**Exercise task**
Reply with one number: how many lines contain the word "label".
Start of Data rows
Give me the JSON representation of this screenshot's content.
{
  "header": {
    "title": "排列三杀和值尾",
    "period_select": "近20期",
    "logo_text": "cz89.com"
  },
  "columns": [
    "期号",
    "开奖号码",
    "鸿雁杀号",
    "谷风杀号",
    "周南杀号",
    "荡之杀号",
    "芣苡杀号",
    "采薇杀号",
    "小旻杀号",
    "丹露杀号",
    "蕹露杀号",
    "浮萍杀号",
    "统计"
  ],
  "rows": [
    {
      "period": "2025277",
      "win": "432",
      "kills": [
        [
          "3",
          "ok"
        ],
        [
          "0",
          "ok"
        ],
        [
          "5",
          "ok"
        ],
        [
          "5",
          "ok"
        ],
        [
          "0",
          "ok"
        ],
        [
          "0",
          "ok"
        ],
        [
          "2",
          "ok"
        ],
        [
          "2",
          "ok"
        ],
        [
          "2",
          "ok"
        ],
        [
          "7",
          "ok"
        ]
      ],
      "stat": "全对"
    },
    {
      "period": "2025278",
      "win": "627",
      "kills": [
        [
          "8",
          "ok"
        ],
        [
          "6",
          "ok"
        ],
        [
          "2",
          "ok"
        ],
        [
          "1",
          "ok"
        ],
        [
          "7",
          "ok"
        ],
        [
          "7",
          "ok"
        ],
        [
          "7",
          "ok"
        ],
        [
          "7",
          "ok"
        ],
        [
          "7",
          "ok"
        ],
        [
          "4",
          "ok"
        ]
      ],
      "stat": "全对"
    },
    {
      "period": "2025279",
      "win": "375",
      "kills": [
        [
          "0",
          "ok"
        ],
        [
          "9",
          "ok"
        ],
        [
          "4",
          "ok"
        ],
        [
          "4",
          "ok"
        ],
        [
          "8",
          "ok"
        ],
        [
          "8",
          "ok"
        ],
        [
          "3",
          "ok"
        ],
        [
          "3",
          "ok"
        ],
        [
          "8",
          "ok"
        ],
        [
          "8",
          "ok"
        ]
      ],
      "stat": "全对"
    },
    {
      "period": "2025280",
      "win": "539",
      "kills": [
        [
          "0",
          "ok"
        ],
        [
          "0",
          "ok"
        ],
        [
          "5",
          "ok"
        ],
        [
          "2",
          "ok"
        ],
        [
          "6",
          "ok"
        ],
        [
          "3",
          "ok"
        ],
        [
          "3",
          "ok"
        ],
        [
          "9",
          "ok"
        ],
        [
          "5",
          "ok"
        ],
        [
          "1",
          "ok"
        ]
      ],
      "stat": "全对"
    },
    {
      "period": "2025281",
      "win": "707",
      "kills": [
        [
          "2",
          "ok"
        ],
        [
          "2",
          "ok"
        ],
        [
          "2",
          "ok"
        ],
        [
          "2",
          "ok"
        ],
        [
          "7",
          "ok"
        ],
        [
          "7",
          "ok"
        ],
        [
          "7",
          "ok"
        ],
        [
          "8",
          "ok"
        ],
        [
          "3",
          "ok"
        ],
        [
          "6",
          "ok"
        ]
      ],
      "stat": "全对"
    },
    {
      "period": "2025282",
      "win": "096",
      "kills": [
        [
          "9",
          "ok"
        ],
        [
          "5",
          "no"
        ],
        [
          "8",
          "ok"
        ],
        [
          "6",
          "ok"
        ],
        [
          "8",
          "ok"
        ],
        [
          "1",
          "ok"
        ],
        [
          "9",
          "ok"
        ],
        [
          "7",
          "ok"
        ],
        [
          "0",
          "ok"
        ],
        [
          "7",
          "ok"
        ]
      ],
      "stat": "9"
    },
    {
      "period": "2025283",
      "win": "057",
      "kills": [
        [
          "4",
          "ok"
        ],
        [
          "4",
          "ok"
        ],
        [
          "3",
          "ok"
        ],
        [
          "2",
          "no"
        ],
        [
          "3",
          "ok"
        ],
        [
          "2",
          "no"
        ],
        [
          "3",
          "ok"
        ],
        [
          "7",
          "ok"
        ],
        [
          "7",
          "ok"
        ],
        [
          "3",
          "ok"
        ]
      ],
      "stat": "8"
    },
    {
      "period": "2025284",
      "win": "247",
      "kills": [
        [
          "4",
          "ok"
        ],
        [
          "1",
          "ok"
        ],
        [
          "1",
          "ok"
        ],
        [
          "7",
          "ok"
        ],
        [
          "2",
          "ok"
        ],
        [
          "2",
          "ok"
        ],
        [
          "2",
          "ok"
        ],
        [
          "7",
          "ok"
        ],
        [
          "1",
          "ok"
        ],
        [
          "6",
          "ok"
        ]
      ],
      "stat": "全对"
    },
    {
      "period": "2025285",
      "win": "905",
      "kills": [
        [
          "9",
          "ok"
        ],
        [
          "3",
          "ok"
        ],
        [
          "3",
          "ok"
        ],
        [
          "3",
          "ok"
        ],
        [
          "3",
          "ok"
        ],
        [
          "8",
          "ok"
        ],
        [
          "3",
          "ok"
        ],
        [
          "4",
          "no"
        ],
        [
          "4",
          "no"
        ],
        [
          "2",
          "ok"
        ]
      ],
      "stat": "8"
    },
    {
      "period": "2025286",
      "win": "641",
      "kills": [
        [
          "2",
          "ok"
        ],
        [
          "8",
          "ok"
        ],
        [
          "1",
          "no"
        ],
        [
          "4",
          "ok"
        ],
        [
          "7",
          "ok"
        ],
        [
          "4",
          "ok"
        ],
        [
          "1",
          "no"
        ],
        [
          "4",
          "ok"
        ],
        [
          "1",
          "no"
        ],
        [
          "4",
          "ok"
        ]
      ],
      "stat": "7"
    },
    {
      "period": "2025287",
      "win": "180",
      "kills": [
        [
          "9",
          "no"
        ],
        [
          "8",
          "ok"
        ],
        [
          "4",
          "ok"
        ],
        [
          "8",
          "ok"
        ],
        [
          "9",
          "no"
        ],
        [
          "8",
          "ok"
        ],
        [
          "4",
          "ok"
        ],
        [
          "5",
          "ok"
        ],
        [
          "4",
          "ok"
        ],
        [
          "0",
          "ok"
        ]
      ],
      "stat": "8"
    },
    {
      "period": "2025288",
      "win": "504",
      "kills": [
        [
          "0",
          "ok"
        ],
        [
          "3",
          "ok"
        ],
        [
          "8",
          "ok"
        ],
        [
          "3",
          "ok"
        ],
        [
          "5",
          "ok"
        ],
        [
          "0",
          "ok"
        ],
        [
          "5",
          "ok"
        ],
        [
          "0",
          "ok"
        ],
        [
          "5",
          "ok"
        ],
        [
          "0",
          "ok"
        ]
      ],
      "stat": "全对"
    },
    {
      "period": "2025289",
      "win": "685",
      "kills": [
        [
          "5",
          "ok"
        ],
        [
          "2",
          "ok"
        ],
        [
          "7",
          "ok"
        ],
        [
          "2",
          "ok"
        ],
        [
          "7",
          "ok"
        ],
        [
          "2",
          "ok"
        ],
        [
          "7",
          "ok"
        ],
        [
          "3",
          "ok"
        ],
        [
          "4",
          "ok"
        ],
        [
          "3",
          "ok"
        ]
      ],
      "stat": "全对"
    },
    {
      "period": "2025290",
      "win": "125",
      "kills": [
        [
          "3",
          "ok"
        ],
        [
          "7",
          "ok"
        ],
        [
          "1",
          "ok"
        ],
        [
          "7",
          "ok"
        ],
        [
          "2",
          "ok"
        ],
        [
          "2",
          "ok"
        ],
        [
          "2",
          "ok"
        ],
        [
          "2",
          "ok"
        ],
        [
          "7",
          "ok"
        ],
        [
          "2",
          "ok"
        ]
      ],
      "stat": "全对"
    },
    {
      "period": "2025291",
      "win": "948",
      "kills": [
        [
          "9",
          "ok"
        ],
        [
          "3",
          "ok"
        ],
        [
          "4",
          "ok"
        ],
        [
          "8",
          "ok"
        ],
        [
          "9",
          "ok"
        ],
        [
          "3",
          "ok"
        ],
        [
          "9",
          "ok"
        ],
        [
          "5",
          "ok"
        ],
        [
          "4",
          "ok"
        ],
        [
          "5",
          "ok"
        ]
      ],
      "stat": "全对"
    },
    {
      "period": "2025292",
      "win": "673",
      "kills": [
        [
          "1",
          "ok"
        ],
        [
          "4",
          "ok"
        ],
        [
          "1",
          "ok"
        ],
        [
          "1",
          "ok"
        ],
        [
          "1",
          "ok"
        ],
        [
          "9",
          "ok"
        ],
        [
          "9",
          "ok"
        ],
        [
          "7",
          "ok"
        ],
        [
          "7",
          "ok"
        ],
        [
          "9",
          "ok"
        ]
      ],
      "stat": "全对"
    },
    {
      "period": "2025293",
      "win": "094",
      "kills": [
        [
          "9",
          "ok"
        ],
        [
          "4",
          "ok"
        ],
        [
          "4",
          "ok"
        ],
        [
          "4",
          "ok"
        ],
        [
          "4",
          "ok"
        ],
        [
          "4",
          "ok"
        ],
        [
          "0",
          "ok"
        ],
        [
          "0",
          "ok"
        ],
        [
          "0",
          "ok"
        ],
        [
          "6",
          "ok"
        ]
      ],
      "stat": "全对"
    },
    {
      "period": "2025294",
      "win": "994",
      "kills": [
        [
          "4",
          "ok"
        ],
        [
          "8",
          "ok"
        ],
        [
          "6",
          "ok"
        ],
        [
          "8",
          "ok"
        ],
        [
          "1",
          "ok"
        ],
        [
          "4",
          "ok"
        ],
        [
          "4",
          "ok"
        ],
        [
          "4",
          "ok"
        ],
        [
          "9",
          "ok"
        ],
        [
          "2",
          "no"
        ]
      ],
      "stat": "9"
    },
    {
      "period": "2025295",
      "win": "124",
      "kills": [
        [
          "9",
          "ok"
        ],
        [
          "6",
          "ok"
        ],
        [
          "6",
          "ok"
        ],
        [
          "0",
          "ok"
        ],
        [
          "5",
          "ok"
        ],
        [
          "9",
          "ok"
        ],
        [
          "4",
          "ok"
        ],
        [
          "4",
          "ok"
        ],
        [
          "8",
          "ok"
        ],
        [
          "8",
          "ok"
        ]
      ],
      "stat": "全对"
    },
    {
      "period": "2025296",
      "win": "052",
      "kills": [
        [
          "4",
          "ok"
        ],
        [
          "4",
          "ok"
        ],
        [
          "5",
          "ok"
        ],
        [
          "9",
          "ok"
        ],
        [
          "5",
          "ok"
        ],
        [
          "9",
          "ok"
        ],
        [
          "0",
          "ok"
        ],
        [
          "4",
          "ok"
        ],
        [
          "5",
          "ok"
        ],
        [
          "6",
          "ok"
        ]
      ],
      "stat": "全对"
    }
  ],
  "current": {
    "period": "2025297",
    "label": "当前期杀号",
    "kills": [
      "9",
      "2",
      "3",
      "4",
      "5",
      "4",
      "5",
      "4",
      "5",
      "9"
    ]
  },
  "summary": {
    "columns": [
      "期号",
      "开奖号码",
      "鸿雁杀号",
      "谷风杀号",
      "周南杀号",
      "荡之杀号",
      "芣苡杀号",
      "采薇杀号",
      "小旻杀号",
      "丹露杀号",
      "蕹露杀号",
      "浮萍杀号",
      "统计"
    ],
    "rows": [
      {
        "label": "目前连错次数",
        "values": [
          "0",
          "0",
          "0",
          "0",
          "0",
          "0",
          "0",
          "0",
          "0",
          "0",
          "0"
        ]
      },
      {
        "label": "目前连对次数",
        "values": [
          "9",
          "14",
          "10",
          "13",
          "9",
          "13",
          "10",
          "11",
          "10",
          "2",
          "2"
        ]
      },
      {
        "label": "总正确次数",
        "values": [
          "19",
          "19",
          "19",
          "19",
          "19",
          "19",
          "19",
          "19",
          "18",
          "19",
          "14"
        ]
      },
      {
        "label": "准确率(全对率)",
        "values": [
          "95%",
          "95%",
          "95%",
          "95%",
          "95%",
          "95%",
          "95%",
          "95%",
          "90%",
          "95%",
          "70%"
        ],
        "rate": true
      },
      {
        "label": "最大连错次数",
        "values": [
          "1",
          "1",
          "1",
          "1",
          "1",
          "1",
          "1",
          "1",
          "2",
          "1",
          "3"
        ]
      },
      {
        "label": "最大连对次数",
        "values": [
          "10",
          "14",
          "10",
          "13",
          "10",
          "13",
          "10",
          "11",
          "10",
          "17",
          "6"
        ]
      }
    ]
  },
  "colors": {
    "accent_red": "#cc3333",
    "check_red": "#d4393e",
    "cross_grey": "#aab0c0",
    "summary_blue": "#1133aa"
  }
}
End of Data rows
**Exercise output**
7